=== YOUR TASK ===
According to the text on measuring customer satisfaction, what scale does the Net Promoter Score use?

=== READING TEXT ===
How to Measure Customer Satisfaction

If you want to know just how satisfied your customers are, you need to go directly to the source and ask them. Customer satisfaction surveys are the best way to identify the highlights and the pinch points of your product or services. You need a metric to help quantify the experience your customers have, which all starts by establishing a framework for their feedback.


For example, your customer satisfaction survey could instruct your customers to rate their satisfaction with a service or product on a scale of 1-5. If you want to get an idea of how your customers view your brand, you can use the Net Promoter Score (NPS) that asks how likely a customer is to recommend your company to a friend using a scale of 0-10.


Deciding on the rate metric and the best response type will depend on what you want to know. What drives the experience of your customers? What causes them to feel the way they do about your brand or business offering? As you hone your feedback survey questions and the type of metrics that benefit your business most, you can collect data over time and gain greater insights.

What Are the Four Types of Customer Satisfaction Surveys?

There are many ways to measure customer satisfaction, but there are a few that are more prominent, popular and productive than their counterparts. Here are three of the most common types of customer satisfaction surveys or measurements:

Customer Satisfaction Score (CSAT)

Stored data entries
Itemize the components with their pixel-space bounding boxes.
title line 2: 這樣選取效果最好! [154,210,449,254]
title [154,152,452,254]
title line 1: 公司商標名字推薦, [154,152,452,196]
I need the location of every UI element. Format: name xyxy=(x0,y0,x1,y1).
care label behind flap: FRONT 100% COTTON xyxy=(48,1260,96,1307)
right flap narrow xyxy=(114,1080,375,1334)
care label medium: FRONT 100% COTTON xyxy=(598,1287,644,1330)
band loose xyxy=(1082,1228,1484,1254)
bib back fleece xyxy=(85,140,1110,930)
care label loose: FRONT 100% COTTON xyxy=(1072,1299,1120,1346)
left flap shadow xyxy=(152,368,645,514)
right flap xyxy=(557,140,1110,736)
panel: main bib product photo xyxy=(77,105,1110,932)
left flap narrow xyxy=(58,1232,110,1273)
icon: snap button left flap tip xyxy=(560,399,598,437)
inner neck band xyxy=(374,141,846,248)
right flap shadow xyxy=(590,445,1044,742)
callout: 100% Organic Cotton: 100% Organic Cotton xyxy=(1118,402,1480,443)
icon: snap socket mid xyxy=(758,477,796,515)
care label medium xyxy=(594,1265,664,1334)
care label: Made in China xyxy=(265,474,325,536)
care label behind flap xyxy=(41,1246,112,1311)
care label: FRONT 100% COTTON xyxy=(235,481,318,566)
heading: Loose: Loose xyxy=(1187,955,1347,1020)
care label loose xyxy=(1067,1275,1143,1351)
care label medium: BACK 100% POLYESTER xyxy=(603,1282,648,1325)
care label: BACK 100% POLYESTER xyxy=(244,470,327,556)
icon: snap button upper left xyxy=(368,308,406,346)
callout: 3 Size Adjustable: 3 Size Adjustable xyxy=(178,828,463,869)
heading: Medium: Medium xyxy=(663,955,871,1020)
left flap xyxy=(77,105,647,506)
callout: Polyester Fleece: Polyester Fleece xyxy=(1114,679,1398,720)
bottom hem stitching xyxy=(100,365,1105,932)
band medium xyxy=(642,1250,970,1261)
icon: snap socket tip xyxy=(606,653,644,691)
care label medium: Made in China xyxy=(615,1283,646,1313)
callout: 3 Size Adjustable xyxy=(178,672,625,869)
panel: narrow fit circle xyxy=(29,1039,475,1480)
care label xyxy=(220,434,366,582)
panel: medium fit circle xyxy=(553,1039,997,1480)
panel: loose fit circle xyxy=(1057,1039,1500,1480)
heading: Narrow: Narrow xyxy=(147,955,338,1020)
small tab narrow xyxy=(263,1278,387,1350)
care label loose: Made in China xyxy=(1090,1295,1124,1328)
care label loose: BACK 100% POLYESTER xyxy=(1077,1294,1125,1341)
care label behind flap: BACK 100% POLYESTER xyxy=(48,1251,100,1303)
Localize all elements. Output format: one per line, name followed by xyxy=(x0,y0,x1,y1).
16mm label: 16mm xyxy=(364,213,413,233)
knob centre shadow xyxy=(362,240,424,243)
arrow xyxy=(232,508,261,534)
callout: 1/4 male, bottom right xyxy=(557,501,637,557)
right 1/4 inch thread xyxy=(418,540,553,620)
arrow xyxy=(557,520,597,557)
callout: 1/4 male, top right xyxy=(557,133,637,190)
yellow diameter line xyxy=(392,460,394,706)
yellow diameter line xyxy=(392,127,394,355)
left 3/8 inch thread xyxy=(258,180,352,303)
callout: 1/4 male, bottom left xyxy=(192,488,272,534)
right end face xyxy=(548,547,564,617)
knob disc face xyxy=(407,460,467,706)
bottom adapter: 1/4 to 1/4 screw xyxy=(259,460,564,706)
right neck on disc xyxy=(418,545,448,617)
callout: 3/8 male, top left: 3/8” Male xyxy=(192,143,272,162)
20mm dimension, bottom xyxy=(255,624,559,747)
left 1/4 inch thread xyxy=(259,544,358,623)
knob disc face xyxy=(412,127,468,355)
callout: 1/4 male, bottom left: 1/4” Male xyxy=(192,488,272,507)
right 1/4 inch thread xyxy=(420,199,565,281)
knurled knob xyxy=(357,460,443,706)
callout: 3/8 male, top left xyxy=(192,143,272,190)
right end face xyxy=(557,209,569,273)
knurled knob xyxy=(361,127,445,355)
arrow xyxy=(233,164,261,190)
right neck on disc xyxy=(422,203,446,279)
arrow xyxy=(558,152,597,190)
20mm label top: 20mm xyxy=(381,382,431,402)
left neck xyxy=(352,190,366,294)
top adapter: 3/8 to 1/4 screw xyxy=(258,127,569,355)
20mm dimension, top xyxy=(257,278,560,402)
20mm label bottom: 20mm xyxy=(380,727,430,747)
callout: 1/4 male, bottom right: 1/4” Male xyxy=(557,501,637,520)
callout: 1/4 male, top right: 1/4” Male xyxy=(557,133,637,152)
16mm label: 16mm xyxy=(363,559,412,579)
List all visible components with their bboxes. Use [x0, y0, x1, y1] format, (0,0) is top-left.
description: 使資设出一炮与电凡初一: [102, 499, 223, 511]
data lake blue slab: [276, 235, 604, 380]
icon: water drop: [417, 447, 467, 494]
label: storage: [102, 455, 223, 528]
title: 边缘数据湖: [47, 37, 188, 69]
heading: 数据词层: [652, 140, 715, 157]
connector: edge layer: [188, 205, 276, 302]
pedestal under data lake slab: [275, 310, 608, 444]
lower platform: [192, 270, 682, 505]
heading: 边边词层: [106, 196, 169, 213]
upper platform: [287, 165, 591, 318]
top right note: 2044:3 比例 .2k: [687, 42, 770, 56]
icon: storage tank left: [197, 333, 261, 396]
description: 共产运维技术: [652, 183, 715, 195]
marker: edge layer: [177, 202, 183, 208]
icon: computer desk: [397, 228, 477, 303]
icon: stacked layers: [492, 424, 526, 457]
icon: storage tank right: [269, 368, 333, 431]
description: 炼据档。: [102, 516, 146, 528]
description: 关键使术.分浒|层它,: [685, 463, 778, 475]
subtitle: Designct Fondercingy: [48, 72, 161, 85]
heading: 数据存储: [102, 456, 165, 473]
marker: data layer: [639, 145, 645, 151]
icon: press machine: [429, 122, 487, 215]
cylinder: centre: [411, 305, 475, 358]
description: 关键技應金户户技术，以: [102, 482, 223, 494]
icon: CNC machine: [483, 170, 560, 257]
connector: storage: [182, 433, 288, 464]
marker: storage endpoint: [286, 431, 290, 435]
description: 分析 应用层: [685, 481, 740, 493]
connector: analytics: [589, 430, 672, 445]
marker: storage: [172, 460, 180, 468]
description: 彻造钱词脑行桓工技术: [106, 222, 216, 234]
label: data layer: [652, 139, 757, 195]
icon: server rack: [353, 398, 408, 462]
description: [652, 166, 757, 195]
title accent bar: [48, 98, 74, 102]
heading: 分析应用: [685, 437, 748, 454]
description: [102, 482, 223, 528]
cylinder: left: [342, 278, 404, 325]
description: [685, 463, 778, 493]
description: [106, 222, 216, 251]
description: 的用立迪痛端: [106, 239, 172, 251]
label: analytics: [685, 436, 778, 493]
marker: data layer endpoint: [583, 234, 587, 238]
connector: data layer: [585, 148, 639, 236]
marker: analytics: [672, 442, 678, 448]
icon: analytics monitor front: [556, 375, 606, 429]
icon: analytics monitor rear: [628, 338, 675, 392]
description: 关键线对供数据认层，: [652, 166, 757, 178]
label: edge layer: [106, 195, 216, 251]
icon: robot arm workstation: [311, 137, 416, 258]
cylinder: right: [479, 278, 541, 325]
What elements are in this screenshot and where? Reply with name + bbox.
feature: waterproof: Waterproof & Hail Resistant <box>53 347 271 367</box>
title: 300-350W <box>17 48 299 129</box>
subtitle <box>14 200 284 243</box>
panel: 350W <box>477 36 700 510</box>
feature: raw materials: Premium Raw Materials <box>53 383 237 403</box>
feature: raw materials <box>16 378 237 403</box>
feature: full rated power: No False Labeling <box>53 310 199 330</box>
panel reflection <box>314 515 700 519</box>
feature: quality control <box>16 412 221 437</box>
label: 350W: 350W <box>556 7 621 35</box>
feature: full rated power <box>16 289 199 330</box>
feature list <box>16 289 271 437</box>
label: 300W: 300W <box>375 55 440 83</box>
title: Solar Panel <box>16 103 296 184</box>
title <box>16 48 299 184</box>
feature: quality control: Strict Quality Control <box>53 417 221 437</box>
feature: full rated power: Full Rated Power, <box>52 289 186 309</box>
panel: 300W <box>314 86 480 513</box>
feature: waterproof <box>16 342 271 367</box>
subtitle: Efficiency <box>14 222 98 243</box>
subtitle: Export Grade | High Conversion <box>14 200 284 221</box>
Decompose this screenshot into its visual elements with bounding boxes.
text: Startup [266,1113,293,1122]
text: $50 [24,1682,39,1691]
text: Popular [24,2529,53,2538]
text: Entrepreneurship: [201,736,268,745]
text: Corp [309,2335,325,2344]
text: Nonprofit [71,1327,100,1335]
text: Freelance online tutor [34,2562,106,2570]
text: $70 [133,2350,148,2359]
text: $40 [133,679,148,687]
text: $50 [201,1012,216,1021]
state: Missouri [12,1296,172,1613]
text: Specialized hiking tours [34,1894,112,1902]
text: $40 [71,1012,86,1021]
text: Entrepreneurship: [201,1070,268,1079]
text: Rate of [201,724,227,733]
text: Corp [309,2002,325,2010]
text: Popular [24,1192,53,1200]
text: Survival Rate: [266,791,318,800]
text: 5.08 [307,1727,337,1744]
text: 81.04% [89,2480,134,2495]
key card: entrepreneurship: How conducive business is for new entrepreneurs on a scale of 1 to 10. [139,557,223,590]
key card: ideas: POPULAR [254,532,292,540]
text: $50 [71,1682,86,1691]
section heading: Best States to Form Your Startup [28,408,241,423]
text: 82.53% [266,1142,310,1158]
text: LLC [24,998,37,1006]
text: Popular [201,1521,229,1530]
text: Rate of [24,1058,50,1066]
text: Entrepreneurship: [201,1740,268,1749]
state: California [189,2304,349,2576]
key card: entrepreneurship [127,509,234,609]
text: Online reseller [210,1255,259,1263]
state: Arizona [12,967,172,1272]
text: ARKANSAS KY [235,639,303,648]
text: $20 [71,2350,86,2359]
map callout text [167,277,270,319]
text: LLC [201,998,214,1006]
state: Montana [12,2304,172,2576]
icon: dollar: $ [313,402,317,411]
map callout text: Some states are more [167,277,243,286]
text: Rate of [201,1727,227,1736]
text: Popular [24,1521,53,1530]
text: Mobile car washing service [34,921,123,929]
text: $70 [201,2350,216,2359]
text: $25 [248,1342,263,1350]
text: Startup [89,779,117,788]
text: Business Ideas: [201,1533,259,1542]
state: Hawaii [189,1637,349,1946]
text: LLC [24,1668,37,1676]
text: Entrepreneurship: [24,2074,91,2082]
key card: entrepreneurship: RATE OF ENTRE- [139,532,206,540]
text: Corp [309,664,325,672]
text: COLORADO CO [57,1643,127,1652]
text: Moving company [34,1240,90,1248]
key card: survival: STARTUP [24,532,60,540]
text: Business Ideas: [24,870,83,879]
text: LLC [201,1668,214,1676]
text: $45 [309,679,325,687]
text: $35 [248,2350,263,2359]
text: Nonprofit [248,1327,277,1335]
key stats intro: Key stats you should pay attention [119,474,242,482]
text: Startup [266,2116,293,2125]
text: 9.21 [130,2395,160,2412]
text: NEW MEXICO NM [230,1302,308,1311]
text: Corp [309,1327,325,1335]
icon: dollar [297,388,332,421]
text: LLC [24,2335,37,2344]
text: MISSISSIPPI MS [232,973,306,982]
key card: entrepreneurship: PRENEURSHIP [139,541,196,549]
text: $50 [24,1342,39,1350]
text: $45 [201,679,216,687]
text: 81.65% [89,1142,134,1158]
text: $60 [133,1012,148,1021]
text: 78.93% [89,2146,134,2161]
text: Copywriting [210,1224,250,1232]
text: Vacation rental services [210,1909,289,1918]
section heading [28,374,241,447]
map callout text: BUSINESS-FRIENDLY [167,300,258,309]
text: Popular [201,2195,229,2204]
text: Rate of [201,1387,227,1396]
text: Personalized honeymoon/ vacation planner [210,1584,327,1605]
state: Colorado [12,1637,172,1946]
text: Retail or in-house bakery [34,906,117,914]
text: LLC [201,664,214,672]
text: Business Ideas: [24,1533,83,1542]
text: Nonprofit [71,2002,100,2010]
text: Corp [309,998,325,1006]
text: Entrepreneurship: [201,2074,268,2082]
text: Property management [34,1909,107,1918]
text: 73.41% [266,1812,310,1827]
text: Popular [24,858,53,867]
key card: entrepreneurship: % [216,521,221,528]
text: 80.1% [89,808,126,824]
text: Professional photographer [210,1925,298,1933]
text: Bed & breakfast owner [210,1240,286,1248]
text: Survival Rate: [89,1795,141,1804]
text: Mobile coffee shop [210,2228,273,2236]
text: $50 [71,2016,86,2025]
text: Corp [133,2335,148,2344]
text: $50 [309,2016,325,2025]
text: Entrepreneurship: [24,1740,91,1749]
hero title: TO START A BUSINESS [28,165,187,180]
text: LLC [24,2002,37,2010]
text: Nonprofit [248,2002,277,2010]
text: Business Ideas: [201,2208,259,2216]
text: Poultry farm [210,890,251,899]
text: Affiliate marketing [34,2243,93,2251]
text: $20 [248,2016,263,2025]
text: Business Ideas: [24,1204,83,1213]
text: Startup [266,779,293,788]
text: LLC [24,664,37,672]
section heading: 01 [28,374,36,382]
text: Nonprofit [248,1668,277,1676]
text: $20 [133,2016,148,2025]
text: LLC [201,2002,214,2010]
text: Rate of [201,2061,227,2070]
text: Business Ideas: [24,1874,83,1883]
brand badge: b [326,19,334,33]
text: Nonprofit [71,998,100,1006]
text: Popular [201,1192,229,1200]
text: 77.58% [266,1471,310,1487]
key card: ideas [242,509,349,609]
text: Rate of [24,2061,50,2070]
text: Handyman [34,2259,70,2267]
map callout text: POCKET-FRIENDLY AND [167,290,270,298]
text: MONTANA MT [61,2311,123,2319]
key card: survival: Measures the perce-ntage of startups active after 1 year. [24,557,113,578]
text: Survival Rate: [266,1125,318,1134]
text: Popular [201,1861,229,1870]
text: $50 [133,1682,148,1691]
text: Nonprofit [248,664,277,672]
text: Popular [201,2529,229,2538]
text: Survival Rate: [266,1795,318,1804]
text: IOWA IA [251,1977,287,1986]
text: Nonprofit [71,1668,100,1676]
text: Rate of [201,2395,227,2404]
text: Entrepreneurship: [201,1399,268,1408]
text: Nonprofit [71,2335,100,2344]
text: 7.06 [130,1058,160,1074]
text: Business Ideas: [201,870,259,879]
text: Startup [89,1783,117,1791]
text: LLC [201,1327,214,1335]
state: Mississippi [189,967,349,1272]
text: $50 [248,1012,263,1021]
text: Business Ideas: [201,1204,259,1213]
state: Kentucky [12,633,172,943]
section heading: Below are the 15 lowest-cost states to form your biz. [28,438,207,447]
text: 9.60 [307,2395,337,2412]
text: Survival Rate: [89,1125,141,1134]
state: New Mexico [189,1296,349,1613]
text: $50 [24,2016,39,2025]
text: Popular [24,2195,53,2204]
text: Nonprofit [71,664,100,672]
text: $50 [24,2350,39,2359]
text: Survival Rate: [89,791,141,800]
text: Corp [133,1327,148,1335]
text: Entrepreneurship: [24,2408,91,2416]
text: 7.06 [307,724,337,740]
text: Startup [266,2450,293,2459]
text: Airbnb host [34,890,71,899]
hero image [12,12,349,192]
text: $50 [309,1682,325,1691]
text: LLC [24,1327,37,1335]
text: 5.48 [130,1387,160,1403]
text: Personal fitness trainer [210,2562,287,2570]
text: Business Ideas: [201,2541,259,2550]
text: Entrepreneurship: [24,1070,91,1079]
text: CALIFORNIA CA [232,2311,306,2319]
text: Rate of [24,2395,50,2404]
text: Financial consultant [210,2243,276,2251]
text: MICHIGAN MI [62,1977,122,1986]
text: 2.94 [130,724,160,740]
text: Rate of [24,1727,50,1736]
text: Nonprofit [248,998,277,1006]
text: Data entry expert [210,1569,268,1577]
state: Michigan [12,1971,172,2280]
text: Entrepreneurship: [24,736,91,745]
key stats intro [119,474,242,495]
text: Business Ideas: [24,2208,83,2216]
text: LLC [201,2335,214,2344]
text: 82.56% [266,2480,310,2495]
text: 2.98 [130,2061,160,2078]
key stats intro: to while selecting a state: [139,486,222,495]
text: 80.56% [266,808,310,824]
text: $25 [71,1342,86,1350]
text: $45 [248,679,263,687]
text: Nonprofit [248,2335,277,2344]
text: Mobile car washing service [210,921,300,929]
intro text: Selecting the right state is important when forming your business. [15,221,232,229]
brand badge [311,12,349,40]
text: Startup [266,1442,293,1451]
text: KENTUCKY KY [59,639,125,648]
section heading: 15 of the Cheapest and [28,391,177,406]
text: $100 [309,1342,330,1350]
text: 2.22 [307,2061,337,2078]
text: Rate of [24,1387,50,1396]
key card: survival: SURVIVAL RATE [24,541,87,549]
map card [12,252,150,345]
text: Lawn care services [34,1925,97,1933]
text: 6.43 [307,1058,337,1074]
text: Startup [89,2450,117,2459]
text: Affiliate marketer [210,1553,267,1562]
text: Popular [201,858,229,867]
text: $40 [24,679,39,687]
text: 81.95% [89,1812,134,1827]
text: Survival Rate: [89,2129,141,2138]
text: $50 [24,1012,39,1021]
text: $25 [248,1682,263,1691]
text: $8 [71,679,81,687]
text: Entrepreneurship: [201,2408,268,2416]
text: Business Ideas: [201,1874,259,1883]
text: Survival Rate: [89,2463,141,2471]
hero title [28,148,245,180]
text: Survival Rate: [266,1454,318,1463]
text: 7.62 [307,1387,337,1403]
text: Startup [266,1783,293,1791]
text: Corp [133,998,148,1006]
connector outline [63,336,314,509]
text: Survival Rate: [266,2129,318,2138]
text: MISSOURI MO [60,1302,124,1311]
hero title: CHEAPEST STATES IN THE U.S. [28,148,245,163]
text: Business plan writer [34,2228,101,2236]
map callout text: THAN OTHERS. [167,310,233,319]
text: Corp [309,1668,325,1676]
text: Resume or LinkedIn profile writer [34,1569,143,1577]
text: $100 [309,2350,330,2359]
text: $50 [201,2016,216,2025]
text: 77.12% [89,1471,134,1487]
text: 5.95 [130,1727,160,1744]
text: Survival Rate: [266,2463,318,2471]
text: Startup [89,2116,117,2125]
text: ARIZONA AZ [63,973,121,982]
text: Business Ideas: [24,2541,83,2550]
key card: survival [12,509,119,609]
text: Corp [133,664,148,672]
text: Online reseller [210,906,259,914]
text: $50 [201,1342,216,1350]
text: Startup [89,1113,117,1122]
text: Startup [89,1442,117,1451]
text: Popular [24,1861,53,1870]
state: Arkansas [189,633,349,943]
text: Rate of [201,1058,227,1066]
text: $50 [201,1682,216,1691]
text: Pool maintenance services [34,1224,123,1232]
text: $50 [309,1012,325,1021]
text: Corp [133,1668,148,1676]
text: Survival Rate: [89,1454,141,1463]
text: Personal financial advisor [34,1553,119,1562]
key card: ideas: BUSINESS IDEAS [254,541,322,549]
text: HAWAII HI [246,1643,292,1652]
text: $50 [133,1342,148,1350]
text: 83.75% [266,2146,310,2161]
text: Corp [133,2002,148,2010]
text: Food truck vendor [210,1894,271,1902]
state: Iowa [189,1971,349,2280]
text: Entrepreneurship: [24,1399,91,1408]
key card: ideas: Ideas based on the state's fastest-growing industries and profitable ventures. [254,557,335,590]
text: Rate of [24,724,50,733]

=== REPLY TO THE EXERCISE ===
A scale of 0-10.